== RAW RECORDS ==

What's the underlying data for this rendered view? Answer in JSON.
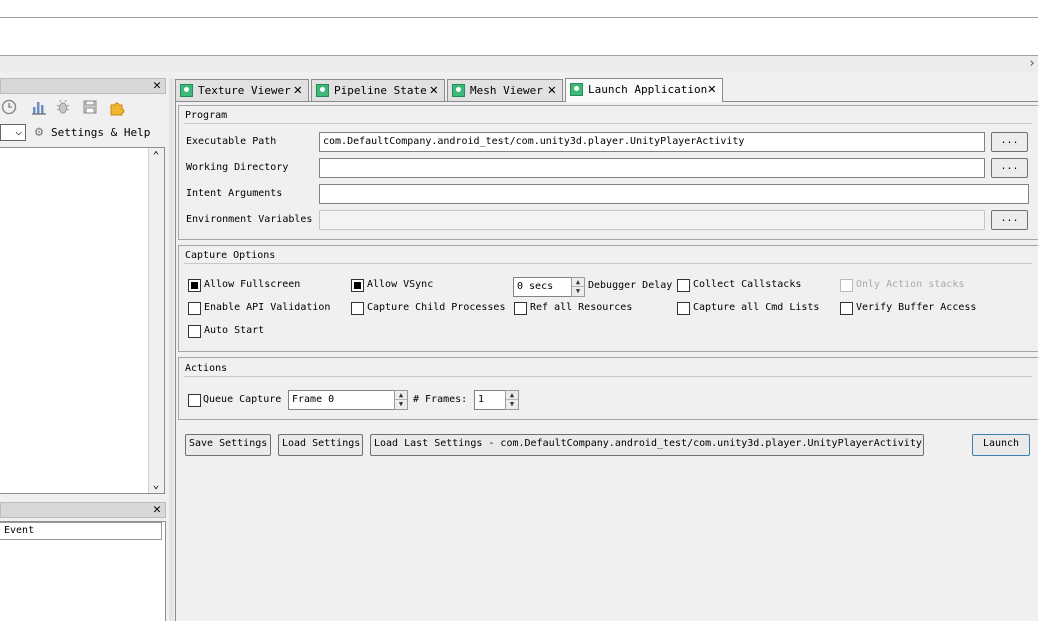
{
  "left_panel": {
    "toolbar_icons": [
      "clock-icon",
      "bar-chart-icon",
      "bug-icon",
      "save-icon",
      "puzzle-icon"
    ],
    "combo_arrow": "⌵",
    "settings_label": "Settings & Help"
  },
  "event_panel": {
    "column_header": "Event"
  },
  "tabs": [
    {
      "label": "Texture Viewer",
      "active": false
    },
    {
      "label": "Pipeline State",
      "active": false
    },
    {
      "label": "Mesh Viewer",
      "active": false
    },
    {
      "label": "Launch Application",
      "active": true
    }
  ],
  "program": {
    "title": "Program",
    "executable_path_label": "Executable Path",
    "executable_path_value": "com.DefaultCompany.android_test/com.unity3d.player.UnityPlayerActivity",
    "working_directory_label": "Working Directory",
    "working_directory_value": "",
    "intent_arguments_label": "Intent Arguments",
    "intent_arguments_value": "",
    "environment_variables_label": "Environment Variables",
    "environment_variables_value": "",
    "browse_label": "..."
  },
  "capture_options": {
    "title": "Capture Options",
    "allow_fullscreen": {
      "label": "Allow Fullscreen",
      "checked": true
    },
    "allow_vsync": {
      "label": "Allow VSync",
      "checked": true
    },
    "debugger_delay_value": "0 secs",
    "debugger_delay_label": "Debugger Delay",
    "collect_callstacks": {
      "label": "Collect Callstacks",
      "checked": false
    },
    "only_action_stacks": {
      "label": "Only Action stacks",
      "checked": false,
      "disabled": true
    },
    "enable_api_validation": {
      "label": "Enable API Validation",
      "checked": false
    },
    "capture_child_processes": {
      "label": "Capture Child Processes",
      "checked": false
    },
    "ref_all_resources": {
      "label": "Ref all Resources",
      "checked": false
    },
    "capture_all_cmd_lists": {
      "label": "Capture all Cmd Lists",
      "checked": false
    },
    "verify_buffer_access": {
      "label": "Verify Buffer Access",
      "checked": false
    },
    "auto_start": {
      "label": "Auto Start",
      "checked": false
    }
  },
  "actions": {
    "title": "Actions",
    "queue_capture_label": "Queue Capture",
    "queue_capture_checked": false,
    "frame_value": "Frame 0",
    "frames_label": "# Frames:",
    "frames_value": "1"
  },
  "buttons": {
    "save_settings": "Save Settings",
    "load_settings": "Load Settings",
    "load_last_settings": "Load Last Settings - com.DefaultCompany.android_test/com.unity3d.player.UnityPlayerActivity",
    "launch": "Launch"
  },
  "glyphs": {
    "close": "✕",
    "up": "⌃",
    "down": "⌄",
    "spin_up": "▲",
    "spin_down": "▼"
  },
  "colors": {
    "tab_icon": "#3cb878",
    "panel_bg": "#f0f0f0"
  }
}
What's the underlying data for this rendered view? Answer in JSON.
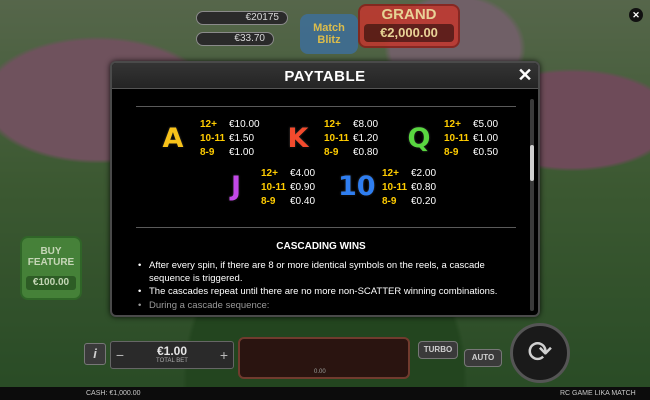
{
  "background": {
    "balance_1": "€20175",
    "balance_2": "€33.70",
    "balance_3": "",
    "logo_text": "Match Blitz",
    "grand_label": "GRAND",
    "grand_value": "€2,000.00",
    "buy_feature_line1": "BUY",
    "buy_feature_line2": "FEATURE",
    "buy_feature_price": "€100.00",
    "bet_value": "€1.00",
    "bet_label": "TOTAL BET",
    "spin_area_num": "0.00",
    "turbo_label": "TURBO",
    "auto_label": "AUTO",
    "cash_text": "CASH: €1,000.00",
    "game_name": "RC GAME LIKA MATCH",
    "close_icon": "close-icon",
    "spin_icon": "spin-arrows-icon",
    "info_icon": "info-icon"
  },
  "modal": {
    "title": "PAYTABLE",
    "close_icon": "close-icon",
    "symbols": [
      {
        "glyph": "A",
        "color": "#f7c21a",
        "pays": [
          {
            "count": "12+",
            "amount": "€10.00"
          },
          {
            "count": "10-11",
            "amount": "€1.50"
          },
          {
            "count": "8-9",
            "amount": "€1.00"
          }
        ]
      },
      {
        "glyph": "K",
        "color": "#f24a2d",
        "pays": [
          {
            "count": "12+",
            "amount": "€8.00"
          },
          {
            "count": "10-11",
            "amount": "€1.20"
          },
          {
            "count": "8-9",
            "amount": "€0.80"
          }
        ]
      },
      {
        "glyph": "Q",
        "color": "#59d640",
        "pays": [
          {
            "count": "12+",
            "amount": "€5.00"
          },
          {
            "count": "10-11",
            "amount": "€1.00"
          },
          {
            "count": "8-9",
            "amount": "€0.50"
          }
        ]
      },
      {
        "glyph": "J",
        "color": "#c248e8",
        "pays": [
          {
            "count": "12+",
            "amount": "€4.00"
          },
          {
            "count": "10-11",
            "amount": "€0.90"
          },
          {
            "count": "8-9",
            "amount": "€0.40"
          }
        ]
      },
      {
        "glyph": "10",
        "color": "#2f7ef0",
        "pays": [
          {
            "count": "12+",
            "amount": "€2.00"
          },
          {
            "count": "10-11",
            "amount": "€0.80"
          },
          {
            "count": "8-9",
            "amount": "€0.20"
          }
        ]
      }
    ],
    "section_title": "CASCADING WINS",
    "bullets": [
      "After every spin, if there are 8 or more identical symbols on the reels, a cascade sequence is triggered.",
      "The cascades repeat until there are no more non-SCATTER winning combinations.",
      "During a cascade sequence:"
    ]
  }
}
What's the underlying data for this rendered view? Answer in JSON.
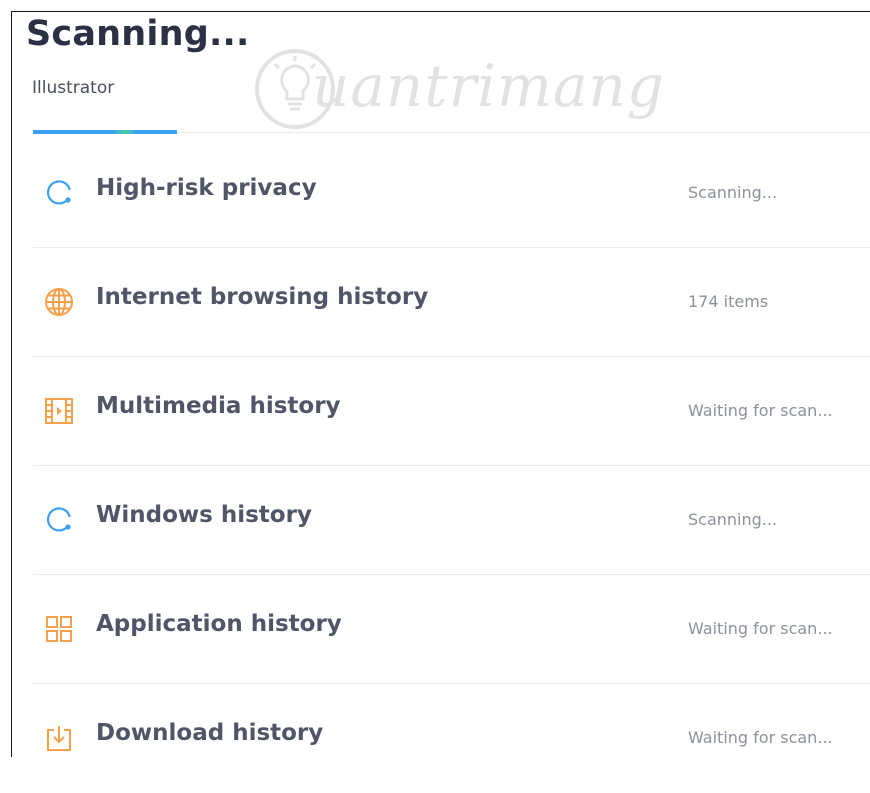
{
  "header": {
    "title": "Scanning...",
    "subtitle": "Illustrator"
  },
  "watermark": {
    "text": "uantrimang"
  },
  "progress": {
    "fraction": 0.17
  },
  "items": [
    {
      "label": "High-risk privacy",
      "status": "Scanning...",
      "icon": "spinner-icon"
    },
    {
      "label": "Internet browsing history",
      "status": "174 items",
      "icon": "globe-icon"
    },
    {
      "label": "Multimedia history",
      "status": "Waiting for scan...",
      "icon": "film-icon"
    },
    {
      "label": "Windows history",
      "status": "Scanning...",
      "icon": "spinner-icon"
    },
    {
      "label": "Application history",
      "status": "Waiting for scan...",
      "icon": "apps-grid-icon"
    },
    {
      "label": "Download history",
      "status": "Waiting for scan...",
      "icon": "download-icon"
    }
  ],
  "colors": {
    "title": "#2b3044",
    "label": "#505668",
    "status": "#8c919c",
    "accent_blue": "#3aa0f0",
    "accent_orange": "#f5a04a",
    "divider": "#e8ebef"
  }
}
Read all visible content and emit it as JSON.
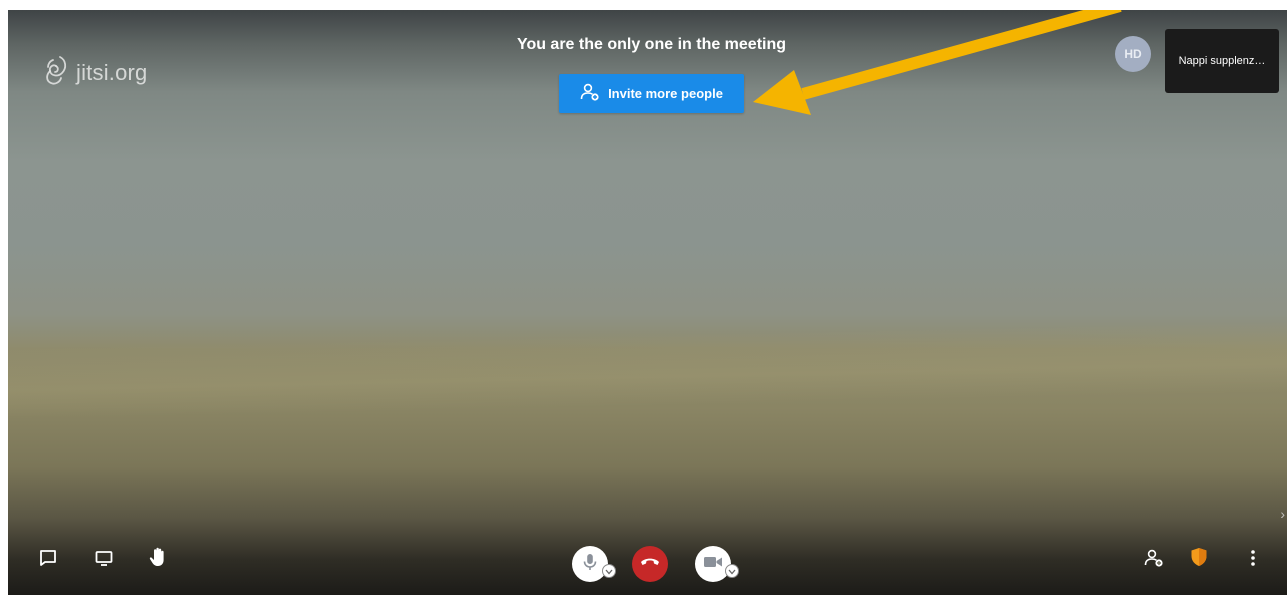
{
  "branding": {
    "logo_text": "jitsi.org"
  },
  "meeting": {
    "notice": "You are the only one in the meeting",
    "invite_button_label": "Invite more people"
  },
  "participant": {
    "avatar_initials": "HD",
    "thumbnail_name": "Nappi supplenz…"
  },
  "colors": {
    "invite_button": "#1a8be8",
    "hangup_button": "#c62828",
    "security_shield": "#f39a1b",
    "annotation_arrow": "#f5b400"
  },
  "toolbar": {
    "left_icons": [
      "chat-icon",
      "screen-share-icon",
      "raise-hand-icon"
    ],
    "center_icons": [
      "microphone-icon",
      "hangup-icon",
      "camera-icon"
    ],
    "right_icons": [
      "invite-people-icon",
      "security-shield-icon",
      "more-options-icon"
    ]
  }
}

===

EXERCISE TASK :: Set the entries down again exactly. Do not include the images.

SOLUTION BELOW ::
What's the underlying data for this rendered view? Answer in JSON.
{
  "left_panel": {
    "toolbar_icons": [
      "clock-icon",
      "bar-chart-icon",
      "bug-icon",
      "save-icon",
      "puzzle-icon"
    ],
    "combo_arrow": "⌵",
    "settings_label": "Settings & Help"
  },
  "event_panel": {
    "column_header": "Event"
  },
  "tabs": [
    {
      "label": "Texture Viewer",
      "active": false
    },
    {
      "label": "Pipeline State",
      "active": false
    },
    {
      "label": "Mesh Viewer",
      "active": false
    },
    {
      "label": "Launch Application",
      "active": true
    }
  ],
  "program": {
    "title": "Program",
    "executable_path_label": "Executable Path",
    "executable_path_value": "com.DefaultCompany.android_test/com.unity3d.player.UnityPlayerActivity",
    "working_directory_label": "Working Directory",
    "working_directory_value": "",
    "intent_arguments_label": "Intent Arguments",
    "intent_arguments_value": "",
    "environment_variables_label": "Environment Variables",
    "environment_variables_value": "",
    "browse_label": "..."
  },
  "capture_options": {
    "title": "Capture Options",
    "allow_fullscreen": {
      "label": "Allow Fullscreen",
      "checked": true
    },
    "allow_vsync": {
      "label": "Allow VSync",
      "checked": true
    },
    "debugger_delay_value": "0 secs",
    "debugger_delay_label": "Debugger Delay",
    "collect_callstacks": {
      "label": "Collect Callstacks",
      "checked": false
    },
    "only_action_stacks": {
      "label": "Only Action stacks",
      "checked": false,
      "disabled": true
    },
    "enable_api_validation": {
      "label": "Enable API Validation",
      "checked": false
    },
    "capture_child_processes": {
      "label": "Capture Child Processes",
      "checked": false
    },
    "ref_all_resources": {
      "label": "Ref all Resources",
      "checked": false
    },
    "capture_all_cmd_lists": {
      "label": "Capture all Cmd Lists",
      "checked": false
    },
    "verify_buffer_access": {
      "label": "Verify Buffer Access",
      "checked": false
    },
    "auto_start": {
      "label": "Auto Start",
      "checked": false
    }
  },
  "actions": {
    "title": "Actions",
    "queue_capture_label": "Queue Capture",
    "queue_capture_checked": false,
    "frame_value": "Frame 0",
    "frames_label": "# Frames:",
    "frames_value": "1"
  },
  "buttons": {
    "save_settings": "Save Settings",
    "load_settings": "Load Settings",
    "load_last_settings": "Load Last Settings - com.DefaultCompany.android_test/com.unity3d.player.UnityPlayerActivity",
    "launch": "Launch"
  },
  "glyphs": {
    "close": "✕",
    "up": "⌃",
    "down": "⌄",
    "spin_up": "▲",
    "spin_down": "▼"
  },
  "colors": {
    "tab_icon": "#3cb878",
    "panel_bg": "#f0f0f0"
  }
}
What's the underlying data for this rendered view? Answer in JSON.
{
  "background": {
    "balance_1": "€20175",
    "balance_2": "€33.70",
    "balance_3": "",
    "logo_text": "Match Blitz",
    "grand_label": "GRAND",
    "grand_value": "€2,000.00",
    "buy_feature_line1": "BUY",
    "buy_feature_line2": "FEATURE",
    "buy_feature_price": "€100.00",
    "bet_value": "€1.00",
    "bet_label": "TOTAL BET",
    "spin_area_num": "0.00",
    "turbo_label": "TURBO",
    "auto_label": "AUTO",
    "cash_text": "CASH: €1,000.00",
    "game_name": "RC GAME LIKA MATCH",
    "close_icon": "close-icon",
    "spin_icon": "spin-arrows-icon",
    "info_icon": "info-icon"
  },
  "modal": {
    "title": "PAYTABLE",
    "close_icon": "close-icon",
    "symbols": [
      {
        "glyph": "A",
        "color": "#f7c21a",
        "pays": [
          {
            "count": "12+",
            "amount": "€10.00"
          },
          {
            "count": "10-11",
            "amount": "€1.50"
          },
          {
            "count": "8-9",
            "amount": "€1.00"
          }
        ]
      },
      {
        "glyph": "K",
        "color": "#f24a2d",
        "pays": [
          {
            "count": "12+",
            "amount": "€8.00"
          },
          {
            "count": "10-11",
            "amount": "€1.20"
          },
          {
            "count": "8-9",
            "amount": "€0.80"
          }
        ]
      },
      {
        "glyph": "Q",
        "color": "#59d640",
        "pays": [
          {
            "count": "12+",
            "amount": "€5.00"
          },
          {
            "count": "10-11",
            "amount": "€1.00"
          },
          {
            "count": "8-9",
            "amount": "€0.50"
          }
        ]
      },
      {
        "glyph": "J",
        "color": "#c248e8",
        "pays": [
          {
            "count": "12+",
            "amount": "€4.00"
          },
          {
            "count": "10-11",
            "amount": "€0.90"
          },
          {
            "count": "8-9",
            "amount": "€0.40"
          }
        ]
      },
      {
        "glyph": "10",
        "color": "#2f7ef0",
        "pays": [
          {
            "count": "12+",
            "amount": "€2.00"
          },
          {
            "count": "10-11",
            "amount": "€0.80"
          },
          {
            "count": "8-9",
            "amount": "€0.20"
          }
        ]
      }
    ],
    "section_title": "CASCADING WINS",
    "bullets": [
      "After every spin, if there are 8 or more identical symbols on the reels, a cascade sequence is triggered.",
      "The cascades repeat until there are no more non-SCATTER winning combinations.",
      "During a cascade sequence:"
    ]
  }
}
What's the underlying data for this rendered view? Answer in JSON.
{
  "header": {
    "title": "Scanning...",
    "subtitle": "Illustrator"
  },
  "watermark": {
    "text": "uantrimang"
  },
  "progress": {
    "fraction": 0.17
  },
  "items": [
    {
      "label": "High-risk privacy",
      "status": "Scanning...",
      "icon": "spinner-icon"
    },
    {
      "label": "Internet browsing history",
      "status": "174 items",
      "icon": "globe-icon"
    },
    {
      "label": "Multimedia history",
      "status": "Waiting for scan...",
      "icon": "film-icon"
    },
    {
      "label": "Windows history",
      "status": "Scanning...",
      "icon": "spinner-icon"
    },
    {
      "label": "Application history",
      "status": "Waiting for scan...",
      "icon": "apps-grid-icon"
    },
    {
      "label": "Download history",
      "status": "Waiting for scan...",
      "icon": "download-icon"
    }
  ],
  "colors": {
    "title": "#2b3044",
    "label": "#505668",
    "status": "#8c919c",
    "accent_blue": "#3aa0f0",
    "accent_orange": "#f5a04a",
    "divider": "#e8ebef"
  }
}
Read all visible content and emit it as JSON.
{
  "branding": {
    "logo_text": "jitsi.org"
  },
  "meeting": {
    "notice": "You are the only one in the meeting",
    "invite_button_label": "Invite more people"
  },
  "participant": {
    "avatar_initials": "HD",
    "thumbnail_name": "Nappi supplenz…"
  },
  "colors": {
    "invite_button": "#1a8be8",
    "hangup_button": "#c62828",
    "security_shield": "#f39a1b",
    "annotation_arrow": "#f5b400"
  },
  "toolbar": {
    "left_icons": [
      "chat-icon",
      "screen-share-icon",
      "raise-hand-icon"
    ],
    "center_icons": [
      "microphone-icon",
      "hangup-icon",
      "camera-icon"
    ],
    "right_icons": [
      "invite-people-icon",
      "security-shield-icon",
      "more-options-icon"
    ]
  }
}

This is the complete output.